<<<<

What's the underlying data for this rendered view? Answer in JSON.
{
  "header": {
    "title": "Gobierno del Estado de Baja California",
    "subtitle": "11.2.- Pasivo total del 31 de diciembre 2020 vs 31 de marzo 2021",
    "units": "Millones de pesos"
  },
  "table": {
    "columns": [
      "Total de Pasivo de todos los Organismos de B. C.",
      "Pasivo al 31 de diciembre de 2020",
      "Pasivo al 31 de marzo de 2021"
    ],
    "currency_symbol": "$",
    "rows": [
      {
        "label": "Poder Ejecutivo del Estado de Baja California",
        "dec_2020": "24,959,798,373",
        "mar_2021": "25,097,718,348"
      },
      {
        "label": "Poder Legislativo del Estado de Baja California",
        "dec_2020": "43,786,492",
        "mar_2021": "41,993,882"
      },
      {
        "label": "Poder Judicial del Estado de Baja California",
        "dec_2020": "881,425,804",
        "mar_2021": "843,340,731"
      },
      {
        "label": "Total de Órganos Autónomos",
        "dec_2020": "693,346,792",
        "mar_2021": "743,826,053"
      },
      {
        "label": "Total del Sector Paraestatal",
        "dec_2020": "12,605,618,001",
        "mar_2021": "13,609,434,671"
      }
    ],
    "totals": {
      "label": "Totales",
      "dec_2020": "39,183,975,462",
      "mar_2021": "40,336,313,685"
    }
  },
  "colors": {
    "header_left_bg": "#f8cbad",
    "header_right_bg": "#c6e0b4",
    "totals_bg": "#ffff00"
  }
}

>>>>

* PROBLEM DESCRIPTION
Set down the listing above in full, please, exactly as it appears.

* FULL RESPONSE
What's the underlying data for this rendered view? Answer in JSON.
{
  "header": {
    "title": "Gobierno del Estado de Baja California",
    "subtitle": "11.2.- Pasivo total del 31 de diciembre 2020 vs 31 de marzo 2021",
    "units": "Millones de pesos"
  },
  "table": {
    "columns": [
      "Total de Pasivo de todos los Organismos de B. C.",
      "Pasivo al 31 de diciembre de 2020",
      "Pasivo al 31 de marzo de 2021"
    ],
    "currency_symbol": "$",
    "rows": [
      {
        "label": "Poder Ejecutivo del Estado de Baja California",
        "dec_2020": "24,959,798,373",
        "mar_2021": "25,097,718,348"
      },
      {
        "label": "Poder Legislativo del Estado de Baja California",
        "dec_2020": "43,786,492",
        "mar_2021": "41,993,882"
      },
      {
        "label": "Poder Judicial del Estado de Baja California",
        "dec_2020": "881,425,804",
        "mar_2021": "843,340,731"
      },
      {
        "label": "Total de Órganos Autónomos",
        "dec_2020": "693,346,792",
        "mar_2021": "743,826,053"
      },
      {
        "label": "Total del Sector Paraestatal",
        "dec_2020": "12,605,618,001",
        "mar_2021": "13,609,434,671"
      }
    ],
    "totals": {
      "label": "Totales",
      "dec_2020": "39,183,975,462",
      "mar_2021": "40,336,313,685"
    }
  },
  "colors": {
    "header_left_bg": "#f8cbad",
    "header_right_bg": "#c6e0b4",
    "totals_bg": "#ffff00"
  }
}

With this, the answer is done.